# DATA ENTRIES
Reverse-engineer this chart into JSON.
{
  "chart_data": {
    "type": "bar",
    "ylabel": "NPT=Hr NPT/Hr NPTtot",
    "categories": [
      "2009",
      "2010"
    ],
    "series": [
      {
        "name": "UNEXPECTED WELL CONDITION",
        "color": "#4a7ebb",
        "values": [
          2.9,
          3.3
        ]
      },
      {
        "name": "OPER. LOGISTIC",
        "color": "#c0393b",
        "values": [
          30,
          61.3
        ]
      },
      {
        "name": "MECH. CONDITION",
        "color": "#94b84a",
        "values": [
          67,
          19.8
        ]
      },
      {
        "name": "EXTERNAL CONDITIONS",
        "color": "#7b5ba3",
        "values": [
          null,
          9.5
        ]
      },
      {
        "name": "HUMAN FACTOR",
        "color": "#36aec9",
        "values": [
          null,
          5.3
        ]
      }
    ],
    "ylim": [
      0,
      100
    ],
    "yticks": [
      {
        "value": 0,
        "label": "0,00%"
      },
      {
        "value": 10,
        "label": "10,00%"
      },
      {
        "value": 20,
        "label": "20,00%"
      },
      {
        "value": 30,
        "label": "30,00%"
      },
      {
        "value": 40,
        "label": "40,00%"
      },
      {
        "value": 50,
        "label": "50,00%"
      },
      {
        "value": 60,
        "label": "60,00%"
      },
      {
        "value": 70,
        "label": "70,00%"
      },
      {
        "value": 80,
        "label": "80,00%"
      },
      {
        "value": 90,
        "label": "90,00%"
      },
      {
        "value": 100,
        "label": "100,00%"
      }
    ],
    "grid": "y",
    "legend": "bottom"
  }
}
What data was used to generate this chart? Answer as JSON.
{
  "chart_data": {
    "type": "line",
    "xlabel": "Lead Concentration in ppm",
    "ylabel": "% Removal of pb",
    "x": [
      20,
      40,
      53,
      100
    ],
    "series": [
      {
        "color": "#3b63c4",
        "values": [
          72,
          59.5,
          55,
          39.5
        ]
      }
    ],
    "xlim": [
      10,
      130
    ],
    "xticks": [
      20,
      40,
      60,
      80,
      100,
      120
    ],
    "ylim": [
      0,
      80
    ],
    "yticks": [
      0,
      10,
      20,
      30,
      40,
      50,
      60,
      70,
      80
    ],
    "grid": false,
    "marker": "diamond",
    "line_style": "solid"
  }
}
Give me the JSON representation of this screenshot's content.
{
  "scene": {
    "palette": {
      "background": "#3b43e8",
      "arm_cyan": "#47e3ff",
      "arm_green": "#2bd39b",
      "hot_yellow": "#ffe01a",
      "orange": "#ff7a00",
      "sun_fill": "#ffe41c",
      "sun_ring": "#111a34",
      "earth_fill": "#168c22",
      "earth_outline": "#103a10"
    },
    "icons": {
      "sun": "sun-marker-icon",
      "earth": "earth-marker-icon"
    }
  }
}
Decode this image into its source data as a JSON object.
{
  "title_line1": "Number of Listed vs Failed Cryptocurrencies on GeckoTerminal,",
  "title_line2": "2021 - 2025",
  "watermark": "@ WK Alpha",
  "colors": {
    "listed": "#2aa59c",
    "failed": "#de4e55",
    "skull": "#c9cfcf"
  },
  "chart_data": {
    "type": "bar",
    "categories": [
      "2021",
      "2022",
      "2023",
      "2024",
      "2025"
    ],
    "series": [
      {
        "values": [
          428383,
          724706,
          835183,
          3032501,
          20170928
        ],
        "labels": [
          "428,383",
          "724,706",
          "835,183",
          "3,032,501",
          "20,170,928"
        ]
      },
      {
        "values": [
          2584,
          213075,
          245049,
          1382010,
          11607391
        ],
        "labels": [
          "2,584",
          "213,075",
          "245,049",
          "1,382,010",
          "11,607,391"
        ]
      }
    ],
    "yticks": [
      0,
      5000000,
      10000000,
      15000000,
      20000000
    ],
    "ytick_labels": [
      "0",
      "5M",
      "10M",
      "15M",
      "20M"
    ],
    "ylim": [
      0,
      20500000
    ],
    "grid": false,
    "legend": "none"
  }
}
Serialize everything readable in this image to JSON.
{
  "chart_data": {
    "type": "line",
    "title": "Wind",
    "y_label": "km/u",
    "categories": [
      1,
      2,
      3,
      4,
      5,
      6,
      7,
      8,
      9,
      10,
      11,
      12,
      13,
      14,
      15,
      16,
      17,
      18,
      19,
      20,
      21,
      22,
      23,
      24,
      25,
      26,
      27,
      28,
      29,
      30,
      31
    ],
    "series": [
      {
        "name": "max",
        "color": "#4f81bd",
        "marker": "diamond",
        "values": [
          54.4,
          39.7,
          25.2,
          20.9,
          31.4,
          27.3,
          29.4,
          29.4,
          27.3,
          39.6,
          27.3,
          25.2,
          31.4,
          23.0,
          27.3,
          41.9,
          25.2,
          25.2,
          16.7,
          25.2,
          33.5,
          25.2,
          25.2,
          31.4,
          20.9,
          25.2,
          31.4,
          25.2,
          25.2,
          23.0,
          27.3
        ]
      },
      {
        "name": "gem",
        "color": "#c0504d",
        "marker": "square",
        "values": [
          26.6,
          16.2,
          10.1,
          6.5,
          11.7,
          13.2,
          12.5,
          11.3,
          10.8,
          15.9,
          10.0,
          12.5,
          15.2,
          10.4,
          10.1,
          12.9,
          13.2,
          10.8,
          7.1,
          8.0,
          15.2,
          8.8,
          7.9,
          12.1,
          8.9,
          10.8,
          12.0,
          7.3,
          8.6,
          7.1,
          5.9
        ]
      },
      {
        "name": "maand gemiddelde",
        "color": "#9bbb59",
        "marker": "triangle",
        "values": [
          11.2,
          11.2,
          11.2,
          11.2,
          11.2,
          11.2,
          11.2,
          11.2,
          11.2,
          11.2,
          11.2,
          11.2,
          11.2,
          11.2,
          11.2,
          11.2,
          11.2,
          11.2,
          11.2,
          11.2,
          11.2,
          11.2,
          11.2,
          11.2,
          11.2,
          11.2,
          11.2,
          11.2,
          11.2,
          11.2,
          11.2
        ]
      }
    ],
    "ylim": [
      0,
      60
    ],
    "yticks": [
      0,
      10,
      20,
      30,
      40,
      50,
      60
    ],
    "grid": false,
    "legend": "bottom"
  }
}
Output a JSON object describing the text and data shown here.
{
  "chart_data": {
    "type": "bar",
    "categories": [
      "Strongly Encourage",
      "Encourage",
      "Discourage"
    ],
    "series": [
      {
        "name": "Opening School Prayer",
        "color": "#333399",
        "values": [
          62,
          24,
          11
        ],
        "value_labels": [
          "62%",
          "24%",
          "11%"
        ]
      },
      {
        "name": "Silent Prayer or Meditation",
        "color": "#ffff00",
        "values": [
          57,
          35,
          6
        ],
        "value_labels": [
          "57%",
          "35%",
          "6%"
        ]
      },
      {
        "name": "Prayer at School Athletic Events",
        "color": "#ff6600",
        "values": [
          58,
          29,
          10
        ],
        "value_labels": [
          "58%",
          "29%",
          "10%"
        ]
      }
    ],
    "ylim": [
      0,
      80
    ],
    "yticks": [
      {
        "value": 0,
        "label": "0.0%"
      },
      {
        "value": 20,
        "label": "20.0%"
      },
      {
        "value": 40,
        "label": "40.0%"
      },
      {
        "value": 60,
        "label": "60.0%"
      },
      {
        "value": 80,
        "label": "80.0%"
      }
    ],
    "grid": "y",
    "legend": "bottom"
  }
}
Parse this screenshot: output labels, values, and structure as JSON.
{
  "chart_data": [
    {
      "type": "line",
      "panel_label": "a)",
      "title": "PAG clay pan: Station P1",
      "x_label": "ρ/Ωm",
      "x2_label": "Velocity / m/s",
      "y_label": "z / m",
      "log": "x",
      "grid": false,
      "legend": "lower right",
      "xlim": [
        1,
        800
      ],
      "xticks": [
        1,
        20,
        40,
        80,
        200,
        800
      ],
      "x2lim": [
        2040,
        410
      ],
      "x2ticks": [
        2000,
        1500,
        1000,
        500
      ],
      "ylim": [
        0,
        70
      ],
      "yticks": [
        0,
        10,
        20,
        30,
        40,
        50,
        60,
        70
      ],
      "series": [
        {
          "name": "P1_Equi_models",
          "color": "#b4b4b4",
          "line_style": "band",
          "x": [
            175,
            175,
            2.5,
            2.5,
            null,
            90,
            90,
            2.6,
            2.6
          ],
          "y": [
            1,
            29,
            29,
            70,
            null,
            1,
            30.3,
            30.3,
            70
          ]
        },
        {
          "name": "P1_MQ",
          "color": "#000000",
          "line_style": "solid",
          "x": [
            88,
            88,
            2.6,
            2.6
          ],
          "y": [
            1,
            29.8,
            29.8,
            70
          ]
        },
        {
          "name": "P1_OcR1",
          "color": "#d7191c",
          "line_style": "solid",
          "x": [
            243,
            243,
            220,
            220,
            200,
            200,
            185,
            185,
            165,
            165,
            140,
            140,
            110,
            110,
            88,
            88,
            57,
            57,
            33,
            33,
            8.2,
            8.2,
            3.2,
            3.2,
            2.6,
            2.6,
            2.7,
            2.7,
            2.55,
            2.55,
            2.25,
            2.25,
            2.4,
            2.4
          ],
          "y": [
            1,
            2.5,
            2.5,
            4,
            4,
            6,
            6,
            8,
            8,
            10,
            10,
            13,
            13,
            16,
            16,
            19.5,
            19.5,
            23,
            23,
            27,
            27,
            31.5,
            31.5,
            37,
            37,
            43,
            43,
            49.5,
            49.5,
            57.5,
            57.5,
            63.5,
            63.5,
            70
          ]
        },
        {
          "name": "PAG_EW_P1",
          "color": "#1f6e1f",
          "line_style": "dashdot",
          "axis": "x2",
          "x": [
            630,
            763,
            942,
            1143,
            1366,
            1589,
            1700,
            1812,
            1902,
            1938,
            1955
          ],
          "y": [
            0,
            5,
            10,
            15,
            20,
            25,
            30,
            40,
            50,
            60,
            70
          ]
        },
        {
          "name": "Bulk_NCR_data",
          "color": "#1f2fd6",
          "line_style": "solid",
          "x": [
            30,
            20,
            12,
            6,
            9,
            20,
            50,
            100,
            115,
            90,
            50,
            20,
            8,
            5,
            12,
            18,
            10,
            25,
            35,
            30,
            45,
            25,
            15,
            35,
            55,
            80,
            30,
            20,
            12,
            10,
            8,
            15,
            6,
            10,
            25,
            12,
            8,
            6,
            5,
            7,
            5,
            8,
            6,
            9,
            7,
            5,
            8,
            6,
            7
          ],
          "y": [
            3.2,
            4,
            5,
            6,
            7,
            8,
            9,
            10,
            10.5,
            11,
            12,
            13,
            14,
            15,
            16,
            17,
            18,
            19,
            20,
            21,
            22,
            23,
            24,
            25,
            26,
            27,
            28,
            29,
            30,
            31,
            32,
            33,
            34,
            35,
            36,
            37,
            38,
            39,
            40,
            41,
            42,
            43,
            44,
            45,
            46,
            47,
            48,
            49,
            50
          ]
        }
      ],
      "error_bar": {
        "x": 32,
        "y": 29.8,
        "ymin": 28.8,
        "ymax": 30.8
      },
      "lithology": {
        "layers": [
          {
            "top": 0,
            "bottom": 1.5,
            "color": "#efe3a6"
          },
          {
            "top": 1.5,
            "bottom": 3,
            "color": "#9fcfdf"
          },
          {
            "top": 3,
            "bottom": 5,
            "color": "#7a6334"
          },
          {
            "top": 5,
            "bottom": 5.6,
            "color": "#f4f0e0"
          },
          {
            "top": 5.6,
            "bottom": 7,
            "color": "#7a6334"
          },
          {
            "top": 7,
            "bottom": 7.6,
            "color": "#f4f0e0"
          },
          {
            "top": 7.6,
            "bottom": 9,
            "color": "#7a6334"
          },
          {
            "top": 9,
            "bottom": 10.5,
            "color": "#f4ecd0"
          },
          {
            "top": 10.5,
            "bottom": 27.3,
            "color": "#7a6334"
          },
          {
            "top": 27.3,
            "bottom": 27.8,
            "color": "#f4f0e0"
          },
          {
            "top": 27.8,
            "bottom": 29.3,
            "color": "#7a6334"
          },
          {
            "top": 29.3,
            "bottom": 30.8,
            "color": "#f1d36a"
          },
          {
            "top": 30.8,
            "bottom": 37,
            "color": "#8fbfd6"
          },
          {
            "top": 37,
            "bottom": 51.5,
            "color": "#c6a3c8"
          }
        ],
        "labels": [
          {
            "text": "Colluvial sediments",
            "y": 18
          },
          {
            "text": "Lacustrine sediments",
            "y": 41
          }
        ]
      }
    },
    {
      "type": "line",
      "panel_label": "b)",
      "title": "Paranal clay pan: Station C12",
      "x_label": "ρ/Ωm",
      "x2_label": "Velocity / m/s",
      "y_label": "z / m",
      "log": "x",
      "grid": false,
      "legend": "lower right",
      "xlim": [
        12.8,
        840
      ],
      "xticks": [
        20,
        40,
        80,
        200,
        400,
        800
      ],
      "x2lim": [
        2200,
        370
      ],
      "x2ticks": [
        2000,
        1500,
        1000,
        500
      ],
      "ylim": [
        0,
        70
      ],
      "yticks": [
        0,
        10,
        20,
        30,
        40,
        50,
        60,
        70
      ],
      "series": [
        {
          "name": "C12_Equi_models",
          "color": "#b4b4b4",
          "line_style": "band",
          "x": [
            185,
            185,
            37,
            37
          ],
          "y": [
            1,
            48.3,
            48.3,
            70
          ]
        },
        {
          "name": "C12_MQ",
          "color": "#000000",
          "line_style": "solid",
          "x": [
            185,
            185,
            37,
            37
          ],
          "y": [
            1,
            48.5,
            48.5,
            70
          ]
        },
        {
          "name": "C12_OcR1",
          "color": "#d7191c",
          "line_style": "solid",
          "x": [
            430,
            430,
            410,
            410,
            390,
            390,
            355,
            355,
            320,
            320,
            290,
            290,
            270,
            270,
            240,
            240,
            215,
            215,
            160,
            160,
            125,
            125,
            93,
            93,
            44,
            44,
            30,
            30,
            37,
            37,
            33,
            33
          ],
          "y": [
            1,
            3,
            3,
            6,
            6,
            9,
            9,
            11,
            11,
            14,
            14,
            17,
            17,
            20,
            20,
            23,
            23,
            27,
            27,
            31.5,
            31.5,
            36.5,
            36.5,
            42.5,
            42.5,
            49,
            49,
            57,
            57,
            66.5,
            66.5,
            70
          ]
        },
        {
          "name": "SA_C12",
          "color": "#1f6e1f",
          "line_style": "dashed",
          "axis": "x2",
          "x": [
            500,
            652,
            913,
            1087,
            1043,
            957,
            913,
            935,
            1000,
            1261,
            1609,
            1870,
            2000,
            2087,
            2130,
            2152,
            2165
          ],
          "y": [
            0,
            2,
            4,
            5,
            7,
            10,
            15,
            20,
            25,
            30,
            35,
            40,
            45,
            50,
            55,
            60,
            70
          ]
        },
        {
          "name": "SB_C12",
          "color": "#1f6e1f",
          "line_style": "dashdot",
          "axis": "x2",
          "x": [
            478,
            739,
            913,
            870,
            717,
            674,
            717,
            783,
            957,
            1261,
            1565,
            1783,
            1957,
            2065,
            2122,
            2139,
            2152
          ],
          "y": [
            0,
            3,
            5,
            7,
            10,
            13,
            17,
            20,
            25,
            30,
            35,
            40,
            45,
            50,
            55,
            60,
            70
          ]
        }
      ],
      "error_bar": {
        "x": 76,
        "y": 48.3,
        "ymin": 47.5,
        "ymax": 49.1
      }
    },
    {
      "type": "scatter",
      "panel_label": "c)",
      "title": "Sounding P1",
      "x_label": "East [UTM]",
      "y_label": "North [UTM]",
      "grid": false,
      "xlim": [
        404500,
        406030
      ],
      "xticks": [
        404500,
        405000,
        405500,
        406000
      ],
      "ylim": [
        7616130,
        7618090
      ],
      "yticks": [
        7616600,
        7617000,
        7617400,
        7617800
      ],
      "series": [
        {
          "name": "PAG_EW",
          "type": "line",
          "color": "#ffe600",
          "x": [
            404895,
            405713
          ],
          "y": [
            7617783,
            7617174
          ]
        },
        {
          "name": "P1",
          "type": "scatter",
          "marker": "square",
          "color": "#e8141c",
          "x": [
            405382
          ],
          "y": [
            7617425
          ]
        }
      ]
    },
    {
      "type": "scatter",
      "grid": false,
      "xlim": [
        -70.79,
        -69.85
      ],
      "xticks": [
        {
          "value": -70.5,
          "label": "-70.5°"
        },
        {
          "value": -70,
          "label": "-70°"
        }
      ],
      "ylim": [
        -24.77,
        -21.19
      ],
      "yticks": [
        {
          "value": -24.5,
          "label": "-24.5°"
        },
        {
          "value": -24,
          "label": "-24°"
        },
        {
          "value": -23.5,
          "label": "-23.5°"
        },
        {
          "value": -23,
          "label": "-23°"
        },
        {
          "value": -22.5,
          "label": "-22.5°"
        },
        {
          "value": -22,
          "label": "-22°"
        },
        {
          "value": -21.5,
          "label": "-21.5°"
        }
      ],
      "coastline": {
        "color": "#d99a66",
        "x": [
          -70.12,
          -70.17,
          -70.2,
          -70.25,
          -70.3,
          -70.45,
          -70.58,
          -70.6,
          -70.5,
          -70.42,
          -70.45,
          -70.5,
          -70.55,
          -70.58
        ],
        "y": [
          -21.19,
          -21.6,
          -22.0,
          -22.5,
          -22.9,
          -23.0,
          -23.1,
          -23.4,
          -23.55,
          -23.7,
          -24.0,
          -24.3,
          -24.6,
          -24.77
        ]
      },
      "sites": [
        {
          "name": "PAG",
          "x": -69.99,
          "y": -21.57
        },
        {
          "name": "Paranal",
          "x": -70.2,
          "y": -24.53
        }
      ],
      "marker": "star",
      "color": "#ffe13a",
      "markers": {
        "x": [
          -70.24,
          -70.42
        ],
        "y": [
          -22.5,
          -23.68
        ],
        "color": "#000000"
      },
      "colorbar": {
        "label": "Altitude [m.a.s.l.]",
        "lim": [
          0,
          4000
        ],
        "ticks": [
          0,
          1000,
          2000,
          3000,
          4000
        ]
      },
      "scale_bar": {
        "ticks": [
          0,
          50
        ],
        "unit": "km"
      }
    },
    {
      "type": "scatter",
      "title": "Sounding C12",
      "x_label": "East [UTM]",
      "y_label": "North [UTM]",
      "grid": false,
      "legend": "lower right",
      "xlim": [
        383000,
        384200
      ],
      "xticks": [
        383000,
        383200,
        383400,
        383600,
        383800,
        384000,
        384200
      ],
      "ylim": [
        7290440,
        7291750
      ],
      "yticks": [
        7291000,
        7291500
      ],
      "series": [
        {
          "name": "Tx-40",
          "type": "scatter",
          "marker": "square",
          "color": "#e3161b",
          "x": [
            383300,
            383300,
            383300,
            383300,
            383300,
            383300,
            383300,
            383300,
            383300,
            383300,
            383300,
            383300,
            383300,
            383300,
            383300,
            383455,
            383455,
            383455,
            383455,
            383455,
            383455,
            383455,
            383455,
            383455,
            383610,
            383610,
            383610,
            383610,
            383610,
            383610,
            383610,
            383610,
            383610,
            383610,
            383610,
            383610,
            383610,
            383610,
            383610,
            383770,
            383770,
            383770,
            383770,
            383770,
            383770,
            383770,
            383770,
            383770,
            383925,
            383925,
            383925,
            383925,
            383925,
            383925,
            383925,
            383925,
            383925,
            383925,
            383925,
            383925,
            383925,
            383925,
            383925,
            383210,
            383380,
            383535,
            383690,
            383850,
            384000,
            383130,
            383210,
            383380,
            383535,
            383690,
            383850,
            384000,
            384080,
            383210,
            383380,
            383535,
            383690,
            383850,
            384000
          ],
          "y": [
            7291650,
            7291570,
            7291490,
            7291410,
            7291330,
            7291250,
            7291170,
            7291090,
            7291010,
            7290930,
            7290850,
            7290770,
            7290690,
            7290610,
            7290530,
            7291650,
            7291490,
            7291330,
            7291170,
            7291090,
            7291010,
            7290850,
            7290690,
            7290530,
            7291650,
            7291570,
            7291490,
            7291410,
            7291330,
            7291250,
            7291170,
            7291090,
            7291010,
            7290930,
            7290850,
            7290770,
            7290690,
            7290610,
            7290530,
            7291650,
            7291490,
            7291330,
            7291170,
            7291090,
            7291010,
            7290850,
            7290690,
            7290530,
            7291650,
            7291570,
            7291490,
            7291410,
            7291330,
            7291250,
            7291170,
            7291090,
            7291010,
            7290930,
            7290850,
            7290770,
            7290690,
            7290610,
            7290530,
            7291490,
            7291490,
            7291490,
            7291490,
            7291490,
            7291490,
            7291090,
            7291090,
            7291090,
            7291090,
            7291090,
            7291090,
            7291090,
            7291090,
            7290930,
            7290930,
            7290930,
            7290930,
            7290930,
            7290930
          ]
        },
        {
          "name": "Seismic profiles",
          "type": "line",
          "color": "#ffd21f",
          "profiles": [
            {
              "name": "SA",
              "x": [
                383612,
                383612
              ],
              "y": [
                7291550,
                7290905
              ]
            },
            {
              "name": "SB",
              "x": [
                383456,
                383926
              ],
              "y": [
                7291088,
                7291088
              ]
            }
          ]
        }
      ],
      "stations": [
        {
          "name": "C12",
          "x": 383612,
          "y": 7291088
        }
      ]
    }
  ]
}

# SHORT PROBLEM
Pick out each line in the material containing "object".

# COMPLETE ANSWER
Decode this image into its source data as a JSON object.
Output a JSON object describing the text and data shown here.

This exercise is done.